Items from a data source
>> start

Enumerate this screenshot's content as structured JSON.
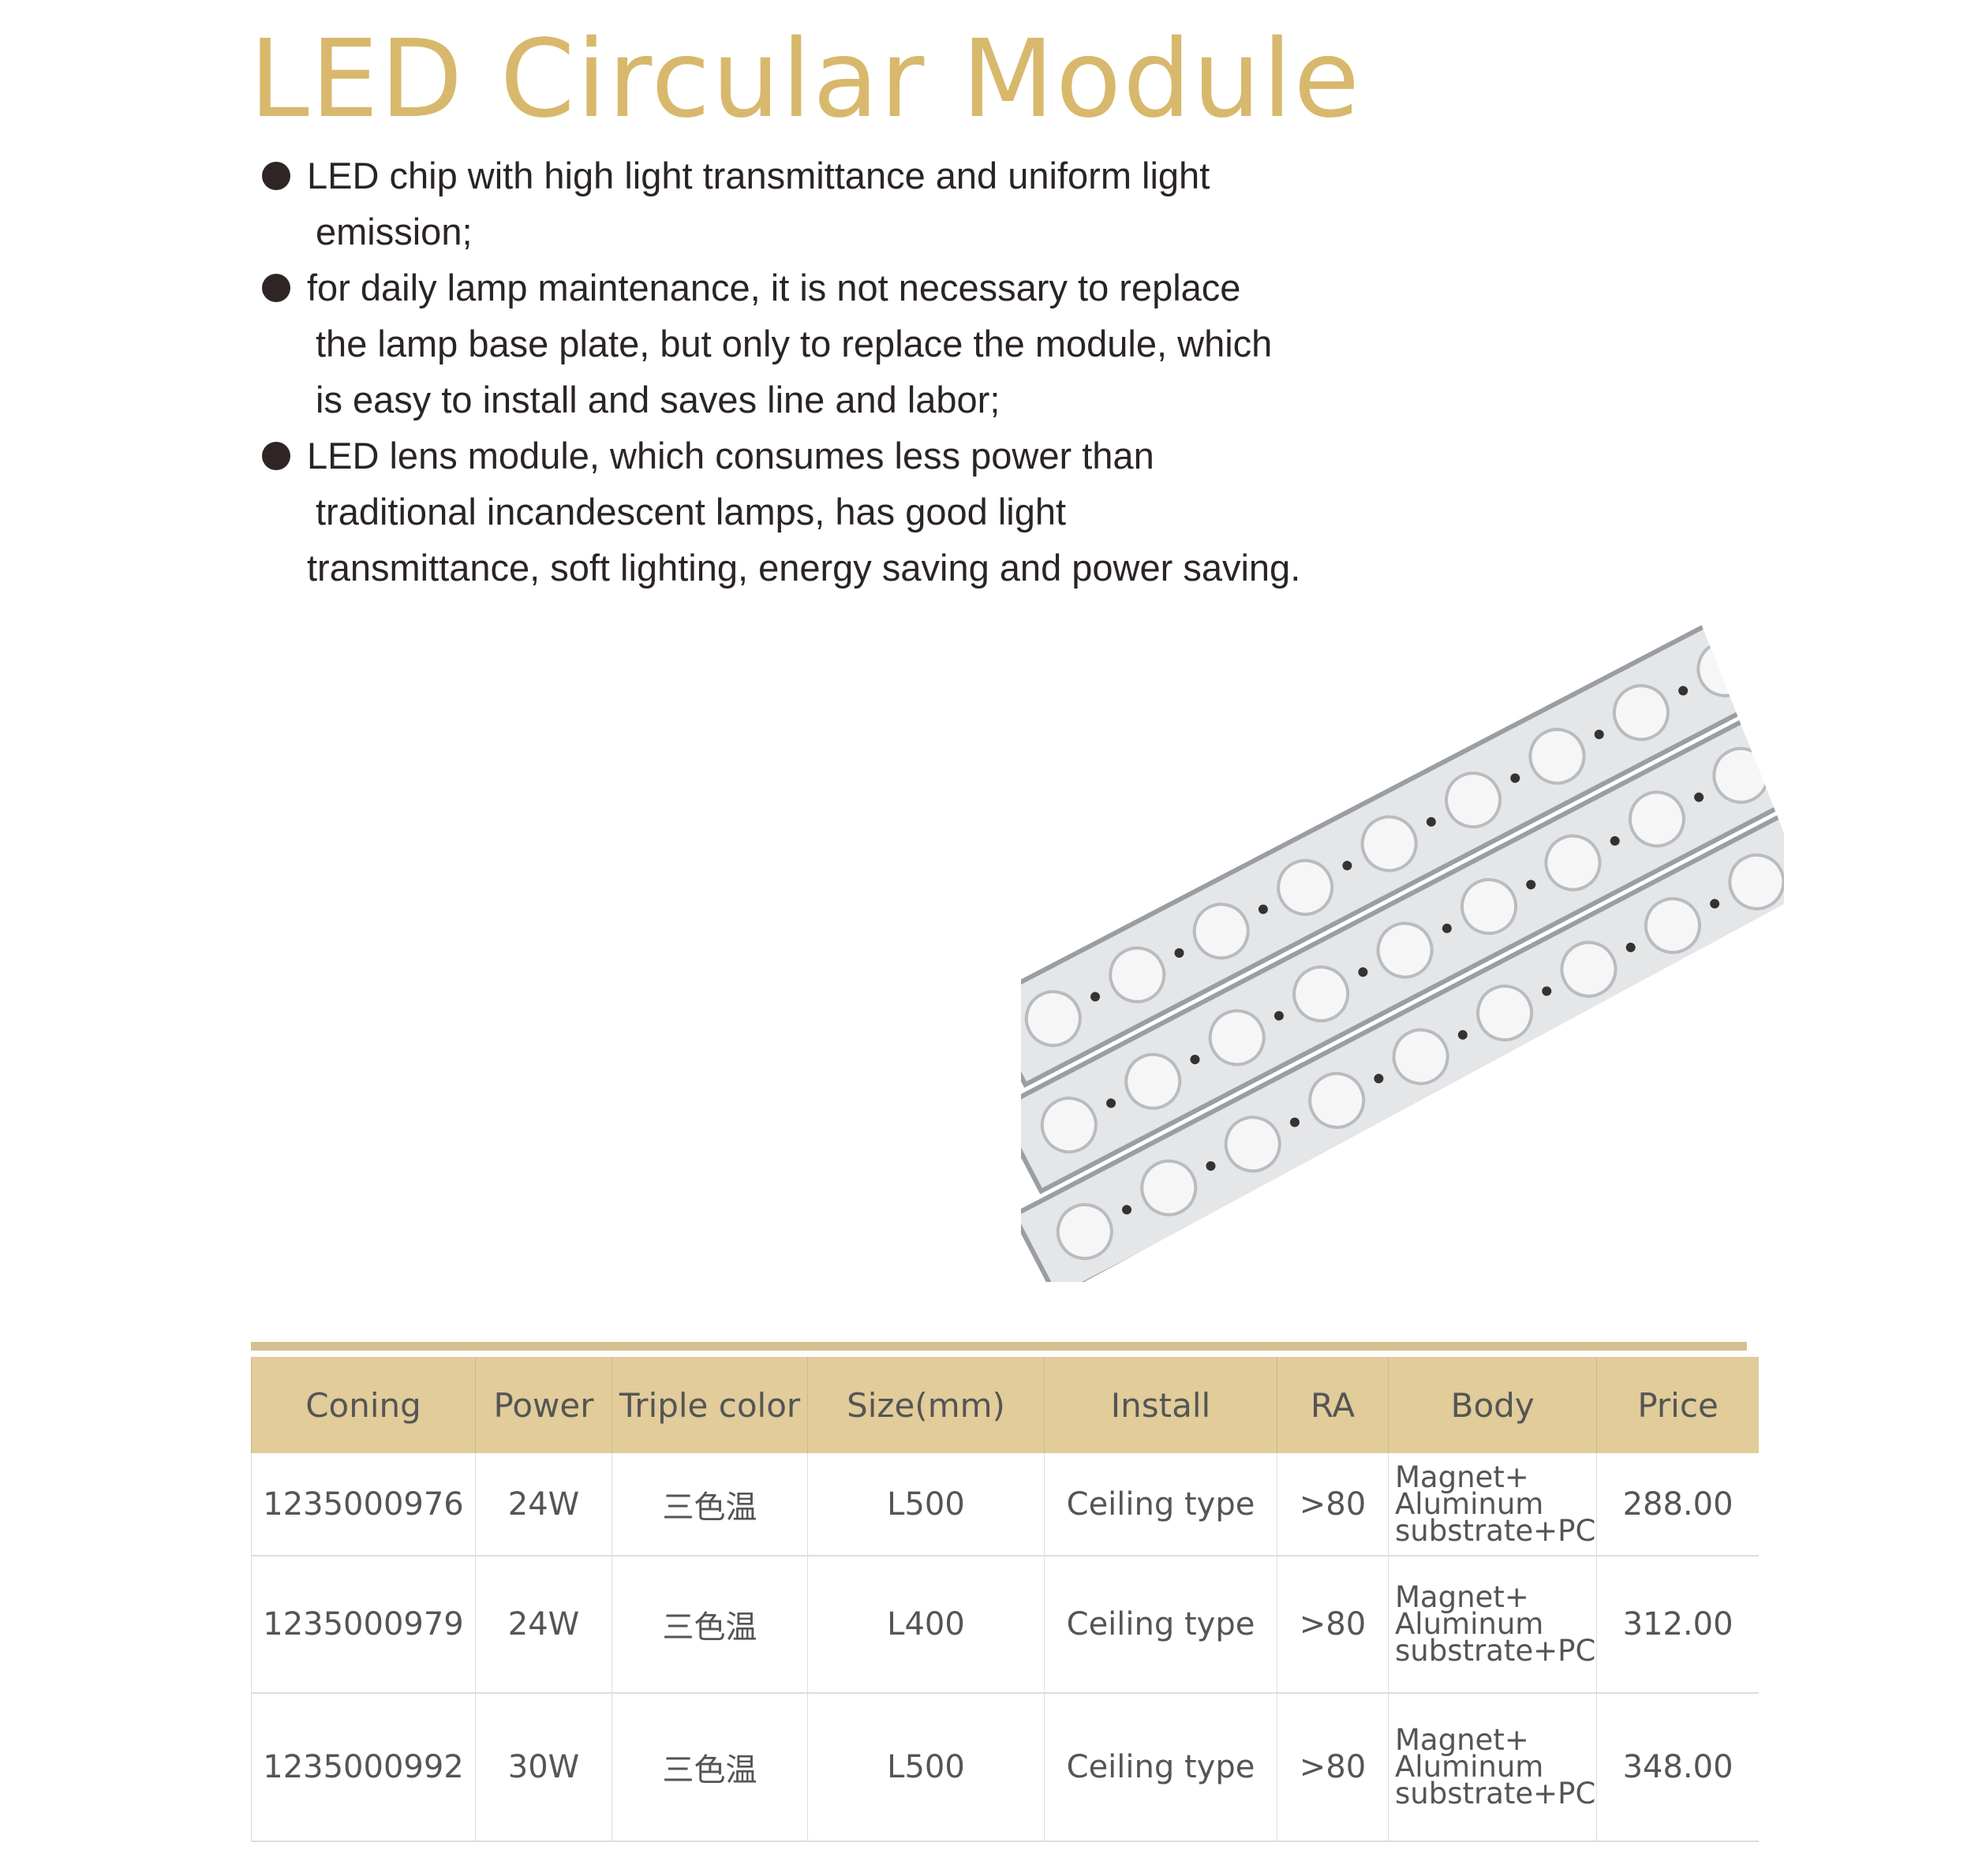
{
  "title": "LED Circular Module",
  "bullets": [
    {
      "lines": [
        "LED chip with high light transmittance and uniform light",
        "emission;"
      ]
    },
    {
      "lines": [
        "for daily lamp maintenance, it is not necessary to replace",
        "the lamp base plate, but only to replace the module, which",
        "is easy to install and saves line and labor;"
      ]
    },
    {
      "lines": [
        "LED lens module, which consumes less power than",
        "traditional incandescent lamps, has good light",
        "transmittance, soft lighting, energy saving and power saving."
      ]
    }
  ],
  "colors": {
    "title": "#d8b86c",
    "header_bg": "#e1cc9a",
    "bar": "#d6bf8f"
  },
  "table": {
    "headers": [
      "Coning",
      "Power",
      "Triple color",
      "Size(mm)",
      "Install",
      "RA",
      "Body",
      "Price"
    ],
    "rows": [
      [
        "1235000976",
        "24W",
        "三色温",
        "L500",
        "Ceiling type",
        ">80",
        [
          "Magnet+",
          "Aluminum",
          "substrate+PC"
        ],
        "288.00"
      ],
      [
        "1235000979",
        "24W",
        "三色温",
        "L400",
        "Ceiling type",
        ">80",
        [
          "Magnet+",
          "Aluminum",
          "substrate+PC"
        ],
        "312.00"
      ],
      [
        "1235000992",
        "30W",
        "三色温",
        "L500",
        "Ceiling type",
        ">80",
        [
          "Magnet+",
          "Aluminum",
          "substrate+PC"
        ],
        "348.00"
      ]
    ]
  }
}
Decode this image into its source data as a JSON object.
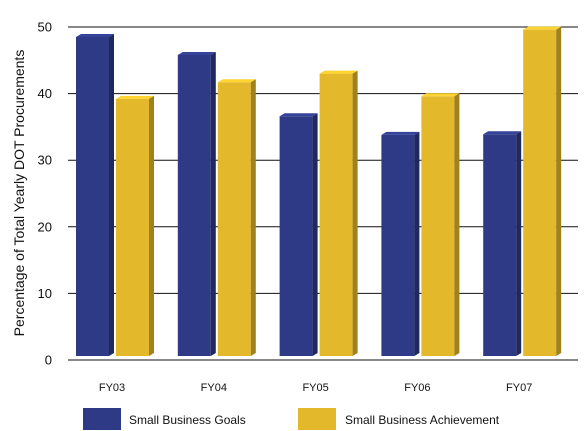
{
  "chart_data": {
    "type": "bar",
    "title": "",
    "xlabel": "",
    "ylabel": "Percentage of Total Yearly DOT Procurements",
    "ylim": [
      0,
      50
    ],
    "yticks": [
      0,
      10,
      20,
      30,
      40,
      50
    ],
    "grid": true,
    "legend_position": "bottom",
    "categories": [
      "FY03",
      "FY04",
      "FY05",
      "FY06",
      "FY07"
    ],
    "series": [
      {
        "name": "Small Business Goals",
        "color": "#2e3a86",
        "values": [
          48.5,
          45.8,
          36.6,
          33.8,
          33.9
        ]
      },
      {
        "name": "Small Business Achievement",
        "color": "#e3b82a",
        "values": [
          39.2,
          41.7,
          43.0,
          39.6,
          49.6
        ]
      }
    ]
  }
}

>> end

*CHALLENGE*.
Tell how many lines above contain the word "replace". Give the number alone.

*WRITTEN ANSWER*.
2